--- Begin Data provided ---

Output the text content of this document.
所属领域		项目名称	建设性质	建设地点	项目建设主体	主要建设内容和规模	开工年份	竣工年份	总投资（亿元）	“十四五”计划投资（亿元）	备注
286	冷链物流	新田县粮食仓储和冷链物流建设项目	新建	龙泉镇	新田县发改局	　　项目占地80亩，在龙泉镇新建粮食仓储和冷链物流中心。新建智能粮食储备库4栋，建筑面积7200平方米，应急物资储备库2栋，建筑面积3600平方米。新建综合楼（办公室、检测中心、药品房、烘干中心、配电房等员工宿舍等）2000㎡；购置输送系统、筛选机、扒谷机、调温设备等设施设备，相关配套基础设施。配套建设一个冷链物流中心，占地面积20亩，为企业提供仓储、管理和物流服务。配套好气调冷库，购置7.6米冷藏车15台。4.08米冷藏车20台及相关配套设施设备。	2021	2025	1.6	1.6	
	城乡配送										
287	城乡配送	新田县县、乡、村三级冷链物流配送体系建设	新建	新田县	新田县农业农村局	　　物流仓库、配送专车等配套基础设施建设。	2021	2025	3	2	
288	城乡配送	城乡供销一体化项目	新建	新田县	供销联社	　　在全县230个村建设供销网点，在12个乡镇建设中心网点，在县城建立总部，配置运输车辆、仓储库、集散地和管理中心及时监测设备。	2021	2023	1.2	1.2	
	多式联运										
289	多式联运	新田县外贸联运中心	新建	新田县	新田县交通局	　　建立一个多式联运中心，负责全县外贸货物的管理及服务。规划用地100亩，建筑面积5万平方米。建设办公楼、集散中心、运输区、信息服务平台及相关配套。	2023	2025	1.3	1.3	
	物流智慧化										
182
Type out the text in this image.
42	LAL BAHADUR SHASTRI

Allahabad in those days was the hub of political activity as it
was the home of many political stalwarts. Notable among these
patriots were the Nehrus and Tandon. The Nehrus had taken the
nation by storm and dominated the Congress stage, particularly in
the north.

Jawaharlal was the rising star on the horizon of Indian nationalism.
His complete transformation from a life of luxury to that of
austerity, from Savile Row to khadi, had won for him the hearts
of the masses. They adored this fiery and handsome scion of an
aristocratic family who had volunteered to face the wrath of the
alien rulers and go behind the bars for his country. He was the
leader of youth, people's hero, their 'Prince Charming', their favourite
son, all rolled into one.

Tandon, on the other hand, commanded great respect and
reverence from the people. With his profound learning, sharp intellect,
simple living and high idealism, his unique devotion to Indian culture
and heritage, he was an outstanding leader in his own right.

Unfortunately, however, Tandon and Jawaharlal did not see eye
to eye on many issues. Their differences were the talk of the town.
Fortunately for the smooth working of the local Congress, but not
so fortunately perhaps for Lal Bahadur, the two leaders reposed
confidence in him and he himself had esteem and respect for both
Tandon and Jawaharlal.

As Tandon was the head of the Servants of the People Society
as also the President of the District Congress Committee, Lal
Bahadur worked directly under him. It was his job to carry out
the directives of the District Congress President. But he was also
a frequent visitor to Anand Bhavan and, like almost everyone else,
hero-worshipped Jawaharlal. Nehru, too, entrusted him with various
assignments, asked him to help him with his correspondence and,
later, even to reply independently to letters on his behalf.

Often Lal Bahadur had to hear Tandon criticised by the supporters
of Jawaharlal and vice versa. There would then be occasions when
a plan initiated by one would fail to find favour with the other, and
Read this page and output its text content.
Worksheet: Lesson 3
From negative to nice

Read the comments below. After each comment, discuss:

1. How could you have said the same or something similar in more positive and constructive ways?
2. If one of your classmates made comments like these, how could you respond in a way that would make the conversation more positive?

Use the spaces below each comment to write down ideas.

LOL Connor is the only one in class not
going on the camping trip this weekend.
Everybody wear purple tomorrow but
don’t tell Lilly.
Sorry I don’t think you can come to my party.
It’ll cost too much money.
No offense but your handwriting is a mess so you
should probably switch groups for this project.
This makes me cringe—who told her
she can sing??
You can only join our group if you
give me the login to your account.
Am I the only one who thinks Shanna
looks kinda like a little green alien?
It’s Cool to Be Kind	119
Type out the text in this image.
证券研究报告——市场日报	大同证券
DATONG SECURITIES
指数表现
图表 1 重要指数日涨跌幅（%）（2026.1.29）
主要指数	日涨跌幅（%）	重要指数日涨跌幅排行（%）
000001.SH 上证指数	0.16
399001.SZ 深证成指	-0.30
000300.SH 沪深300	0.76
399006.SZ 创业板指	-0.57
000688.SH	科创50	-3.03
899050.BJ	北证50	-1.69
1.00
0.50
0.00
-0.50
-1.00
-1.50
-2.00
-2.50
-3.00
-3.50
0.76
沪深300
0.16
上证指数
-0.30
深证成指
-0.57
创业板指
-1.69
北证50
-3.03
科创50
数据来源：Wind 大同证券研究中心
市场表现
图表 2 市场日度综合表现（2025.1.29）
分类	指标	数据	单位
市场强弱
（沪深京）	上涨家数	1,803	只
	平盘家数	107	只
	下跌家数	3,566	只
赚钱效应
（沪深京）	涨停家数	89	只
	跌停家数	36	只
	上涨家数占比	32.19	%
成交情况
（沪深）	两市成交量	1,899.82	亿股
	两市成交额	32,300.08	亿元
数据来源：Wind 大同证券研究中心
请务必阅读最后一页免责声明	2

--- End Data provided ---

### Stated task:
Select the lines from the entries that include the word "only".

### Solution to the problem:
LOL Connor is the only one in class not
You can only join our group if you
Am I the only one who thinks Shanna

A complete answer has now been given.